Items listed in a dataset
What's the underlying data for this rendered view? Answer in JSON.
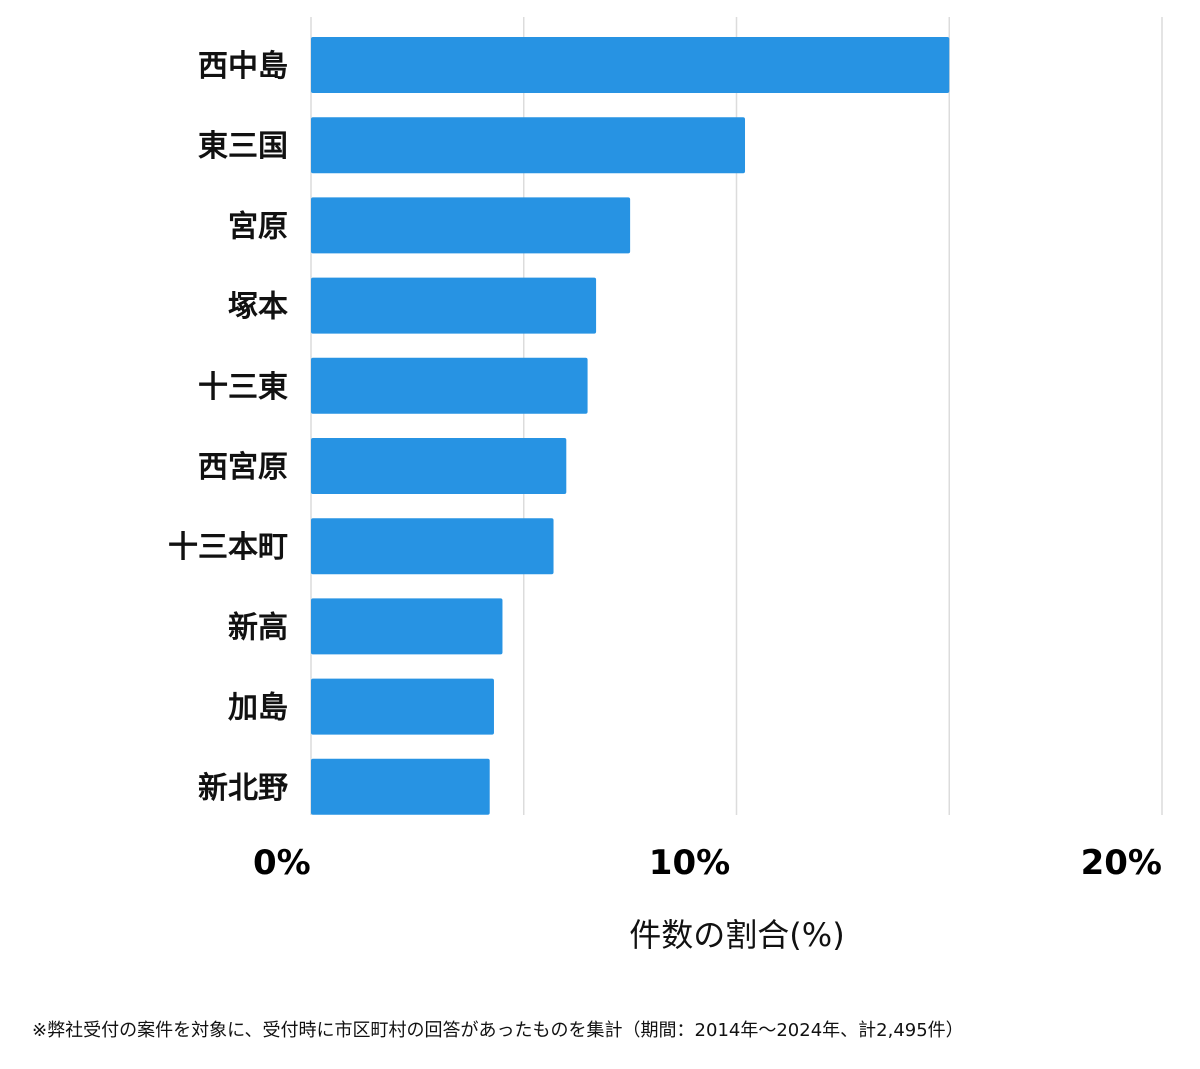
{
  "chart_data": {
    "type": "bar",
    "orientation": "horizontal",
    "categories": [
      "西中島",
      "東三国",
      "宮原",
      "塚本",
      "十三東",
      "西宮原",
      "十三本町",
      "新高",
      "加島",
      "新北野"
    ],
    "values": [
      15.0,
      10.2,
      7.5,
      6.7,
      6.5,
      6.0,
      5.7,
      4.5,
      4.3,
      4.2
    ],
    "xlabel": "件数の割合(%)",
    "ylabel": "",
    "xlim": [
      0,
      20
    ],
    "xticks": [
      {
        "value": 0,
        "label": "0%"
      },
      {
        "value": 10,
        "label": "10%"
      },
      {
        "value": 20,
        "label": "20%"
      }
    ],
    "gridlines": [
      0,
      5,
      10,
      15,
      20
    ],
    "grid": true,
    "bar_color": "#2793e3",
    "grid_color": "#dcdcdc"
  },
  "footnote": "※弊社受付の案件を対象に、受付時に市区町村の回答があったものを集計（期間：2014年～2024年、計2,495件）"
}
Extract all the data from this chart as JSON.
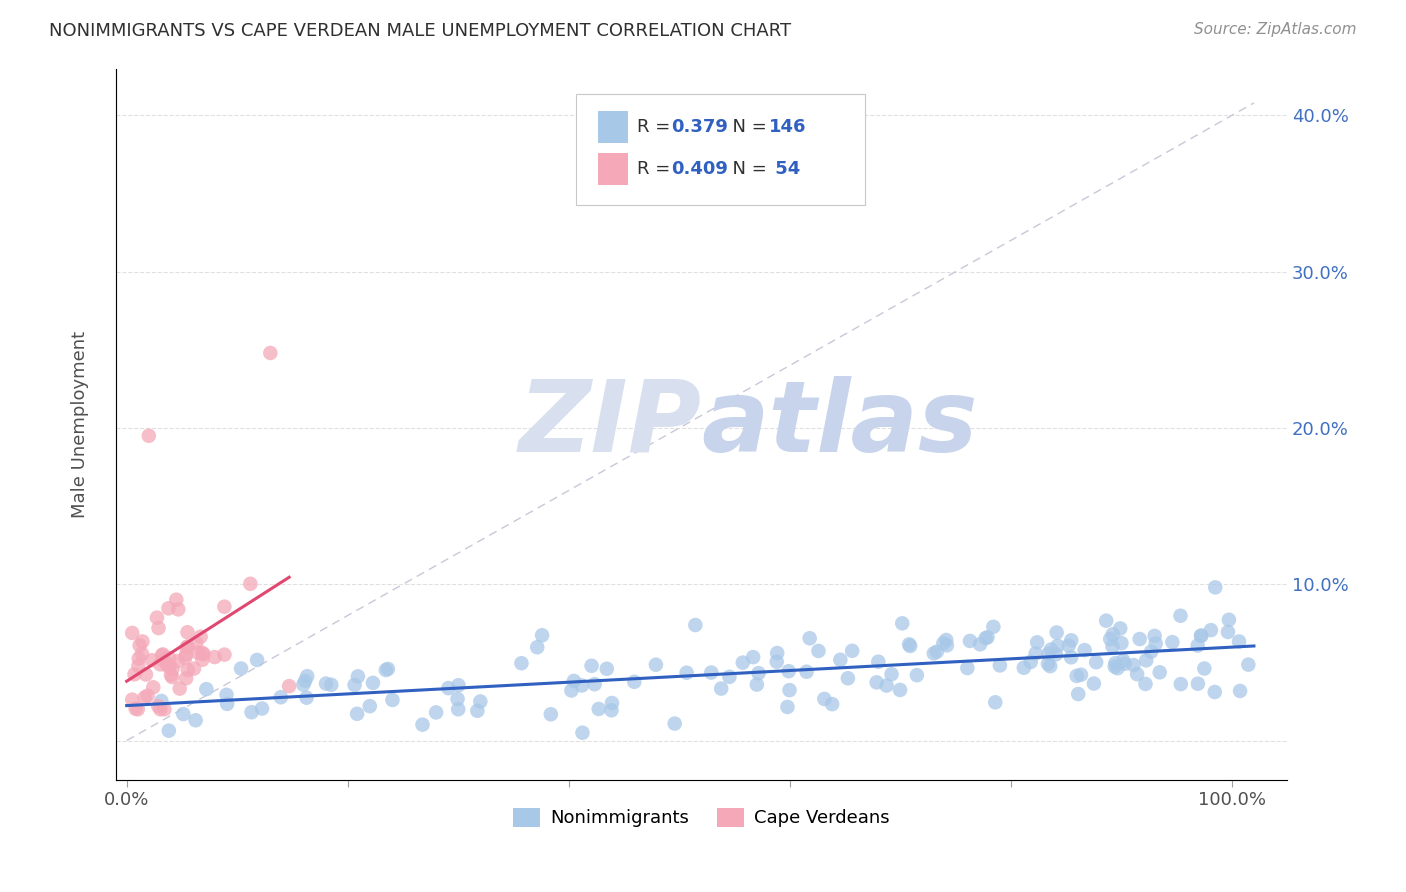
{
  "title": "NONIMMIGRANTS VS CAPE VERDEAN MALE UNEMPLOYMENT CORRELATION CHART",
  "source": "Source: ZipAtlas.com",
  "ylabel": "Male Unemployment",
  "nonimm_R": 0.379,
  "nonimm_N": 146,
  "cape_R": 0.409,
  "cape_N": 54,
  "nonimm_color": "#a8c8e8",
  "cape_color": "#f4a8b8",
  "nonimm_line_color": "#3060c0",
  "cape_line_color": "#e04870",
  "diagonal_color": "#c8c8d8",
  "watermark_zip_color": "#d0d8ee",
  "watermark_atlas_color": "#c8d4ec",
  "background_color": "#ffffff",
  "grid_color": "#e0e0e0",
  "title_color": "#303030",
  "right_tick_color": "#4070c0",
  "legend_text_color": "#3060c0",
  "xlim": [
    -0.01,
    1.05
  ],
  "ylim": [
    -0.025,
    0.43
  ]
}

Exercise objective: Here the job is to quote the lines from the one with "Extract all the data from this chart as JSON." through the end of the material, both included, exactly; please skip the pictures.

Task response:
Extract all the data from this chart as JSON.
{
  "title": "NONIMMIGRANTS VS CAPE VERDEAN MALE UNEMPLOYMENT CORRELATION CHART",
  "source": "Source: ZipAtlas.com",
  "ylabel": "Male Unemployment",
  "nonimm_R": 0.379,
  "nonimm_N": 146,
  "cape_R": 0.409,
  "cape_N": 54,
  "nonimm_color": "#a8c8e8",
  "cape_color": "#f4a8b8",
  "nonimm_line_color": "#3060c0",
  "cape_line_color": "#e04870",
  "diagonal_color": "#c8c8d8",
  "watermark_zip_color": "#d0d8ee",
  "watermark_atlas_color": "#c8d4ec",
  "background_color": "#ffffff",
  "grid_color": "#e0e0e0",
  "title_color": "#303030",
  "right_tick_color": "#4070c0",
  "legend_text_color": "#3060c0",
  "xlim": [
    -0.01,
    1.05
  ],
  "ylim": [
    -0.025,
    0.43
  ]
}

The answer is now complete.